■ What this task involves ■
Answer with a number only, stating how many lines of the records hold the word "signaling".

■ Input data ■
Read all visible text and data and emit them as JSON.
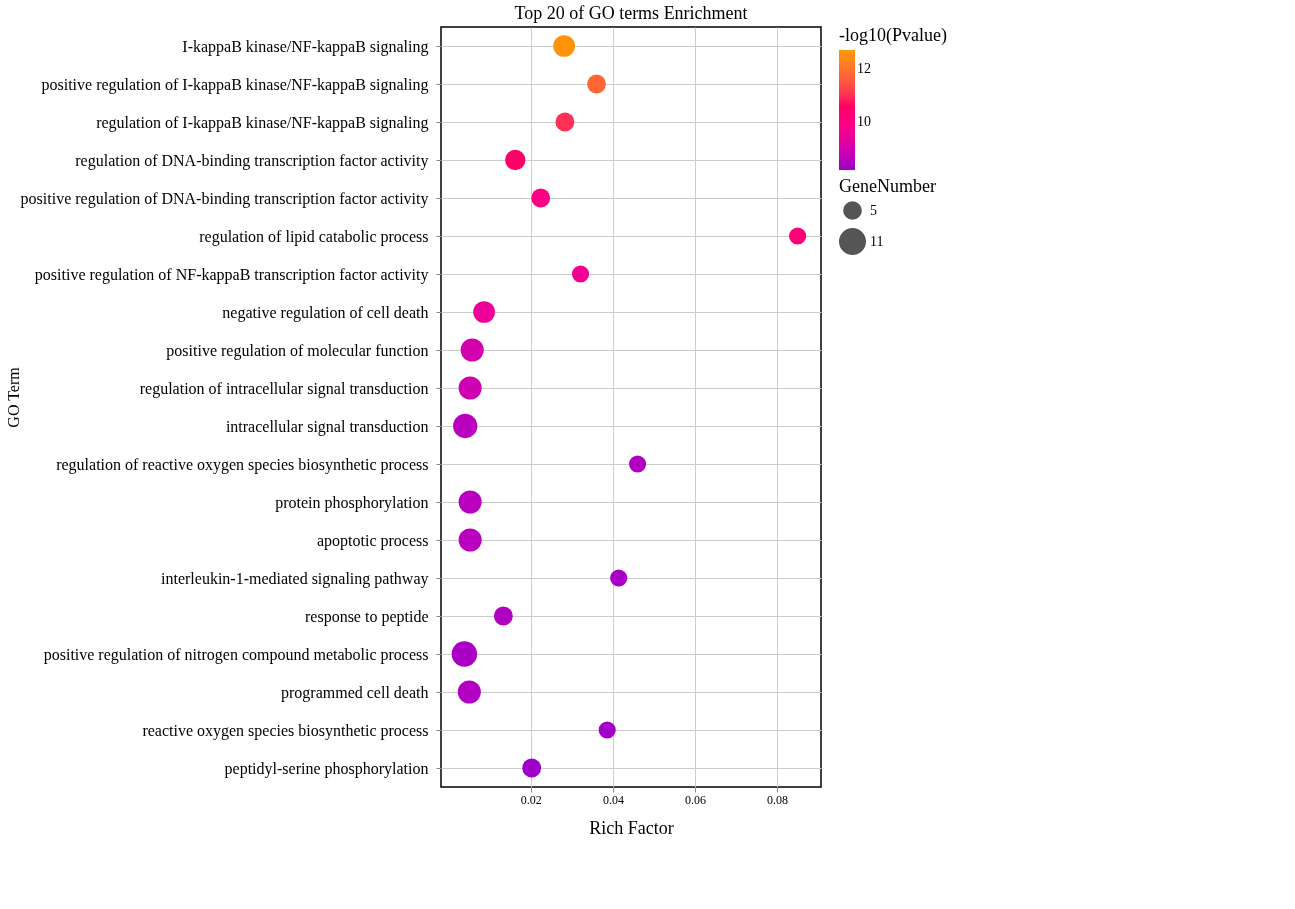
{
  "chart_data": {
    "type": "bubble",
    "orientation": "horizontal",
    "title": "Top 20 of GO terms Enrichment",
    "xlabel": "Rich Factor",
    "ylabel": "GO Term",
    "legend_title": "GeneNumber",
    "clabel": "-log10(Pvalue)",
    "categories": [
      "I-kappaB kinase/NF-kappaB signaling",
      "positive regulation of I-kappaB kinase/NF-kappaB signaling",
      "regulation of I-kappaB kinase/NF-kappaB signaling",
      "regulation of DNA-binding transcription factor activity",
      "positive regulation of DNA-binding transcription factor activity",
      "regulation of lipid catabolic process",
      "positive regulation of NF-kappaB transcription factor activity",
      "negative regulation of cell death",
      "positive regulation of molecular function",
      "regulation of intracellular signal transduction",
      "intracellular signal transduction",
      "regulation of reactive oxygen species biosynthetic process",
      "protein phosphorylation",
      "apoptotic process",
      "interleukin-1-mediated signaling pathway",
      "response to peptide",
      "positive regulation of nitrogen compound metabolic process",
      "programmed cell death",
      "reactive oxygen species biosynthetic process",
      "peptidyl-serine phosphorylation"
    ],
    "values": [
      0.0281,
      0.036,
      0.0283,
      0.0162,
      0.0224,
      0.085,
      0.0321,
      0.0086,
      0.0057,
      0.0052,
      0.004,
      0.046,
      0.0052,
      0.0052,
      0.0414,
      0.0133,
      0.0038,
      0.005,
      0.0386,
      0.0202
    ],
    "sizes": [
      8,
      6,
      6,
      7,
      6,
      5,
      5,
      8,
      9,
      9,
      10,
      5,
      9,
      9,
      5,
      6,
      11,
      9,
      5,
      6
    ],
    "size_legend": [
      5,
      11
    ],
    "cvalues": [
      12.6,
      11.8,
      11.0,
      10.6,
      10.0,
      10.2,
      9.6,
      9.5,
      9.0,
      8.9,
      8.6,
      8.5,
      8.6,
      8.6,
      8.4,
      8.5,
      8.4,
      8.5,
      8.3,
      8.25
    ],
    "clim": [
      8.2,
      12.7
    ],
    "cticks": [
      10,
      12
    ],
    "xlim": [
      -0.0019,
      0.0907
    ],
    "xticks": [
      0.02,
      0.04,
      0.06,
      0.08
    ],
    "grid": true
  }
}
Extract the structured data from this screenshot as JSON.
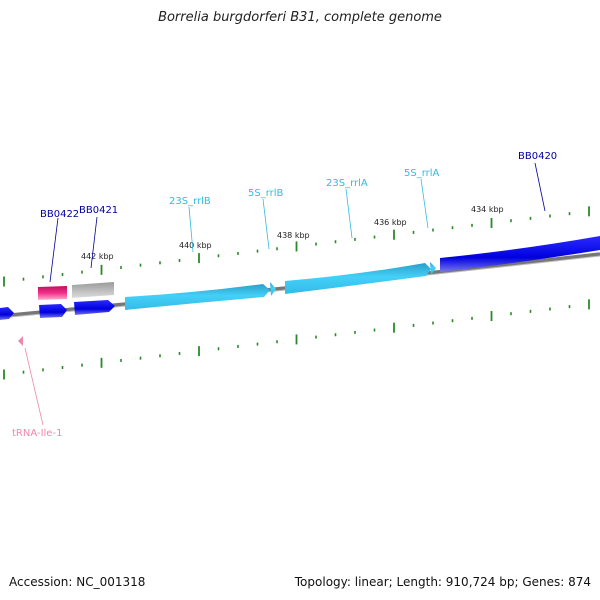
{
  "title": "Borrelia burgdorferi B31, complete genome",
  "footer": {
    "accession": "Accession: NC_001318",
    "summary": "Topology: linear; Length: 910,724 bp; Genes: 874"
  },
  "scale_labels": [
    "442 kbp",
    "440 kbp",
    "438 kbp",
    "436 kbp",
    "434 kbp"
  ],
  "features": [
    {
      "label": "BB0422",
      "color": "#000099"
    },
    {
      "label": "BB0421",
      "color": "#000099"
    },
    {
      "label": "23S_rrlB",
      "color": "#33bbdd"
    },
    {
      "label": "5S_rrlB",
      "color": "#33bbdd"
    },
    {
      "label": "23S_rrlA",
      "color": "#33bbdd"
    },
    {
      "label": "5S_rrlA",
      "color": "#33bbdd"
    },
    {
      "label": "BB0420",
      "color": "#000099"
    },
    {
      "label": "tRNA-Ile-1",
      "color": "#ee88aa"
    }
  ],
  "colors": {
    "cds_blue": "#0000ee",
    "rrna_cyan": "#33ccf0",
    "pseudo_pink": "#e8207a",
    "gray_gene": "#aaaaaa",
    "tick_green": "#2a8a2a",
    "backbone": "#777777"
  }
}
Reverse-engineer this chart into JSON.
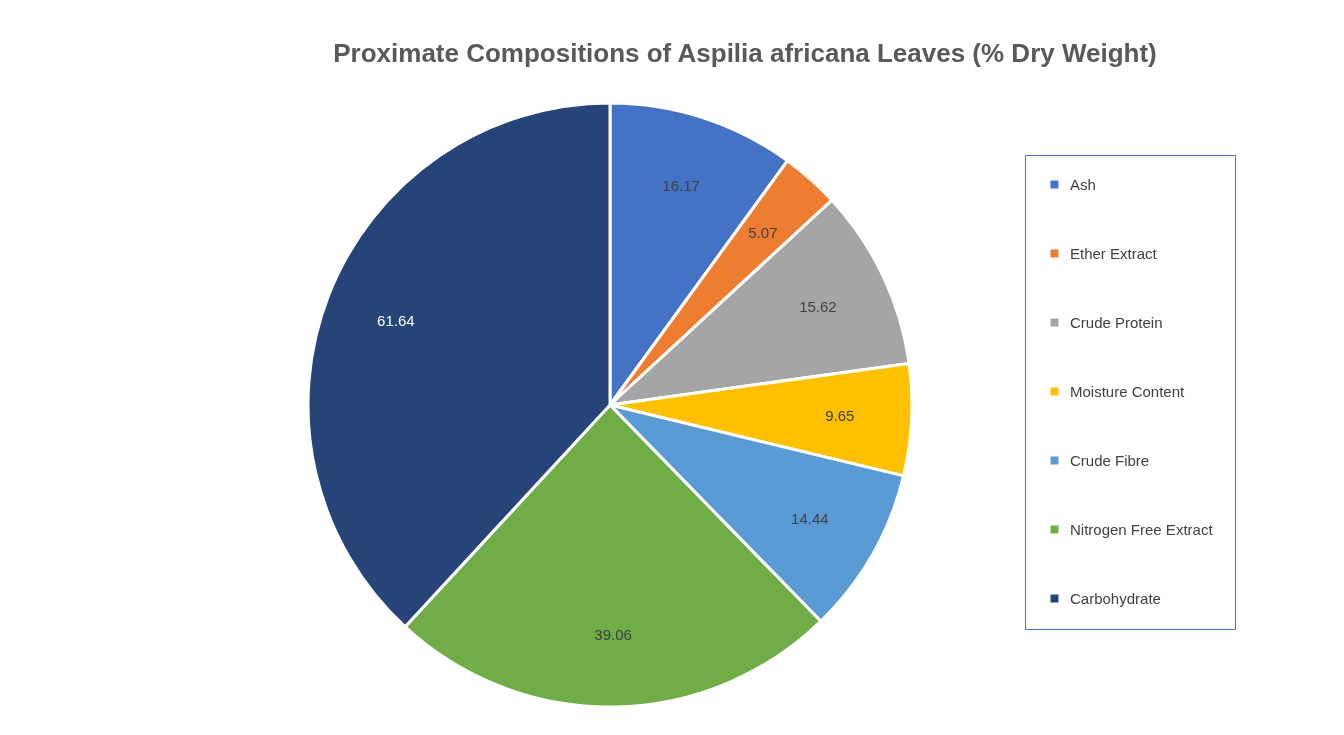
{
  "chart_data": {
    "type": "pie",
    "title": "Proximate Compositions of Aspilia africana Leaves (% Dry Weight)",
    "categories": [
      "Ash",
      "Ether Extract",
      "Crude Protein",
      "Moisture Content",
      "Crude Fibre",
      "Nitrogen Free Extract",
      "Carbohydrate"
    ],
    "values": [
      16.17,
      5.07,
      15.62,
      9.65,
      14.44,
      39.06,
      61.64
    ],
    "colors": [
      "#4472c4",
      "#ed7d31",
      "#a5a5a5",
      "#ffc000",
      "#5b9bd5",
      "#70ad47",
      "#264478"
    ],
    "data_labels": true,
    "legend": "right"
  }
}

■ Response ■
4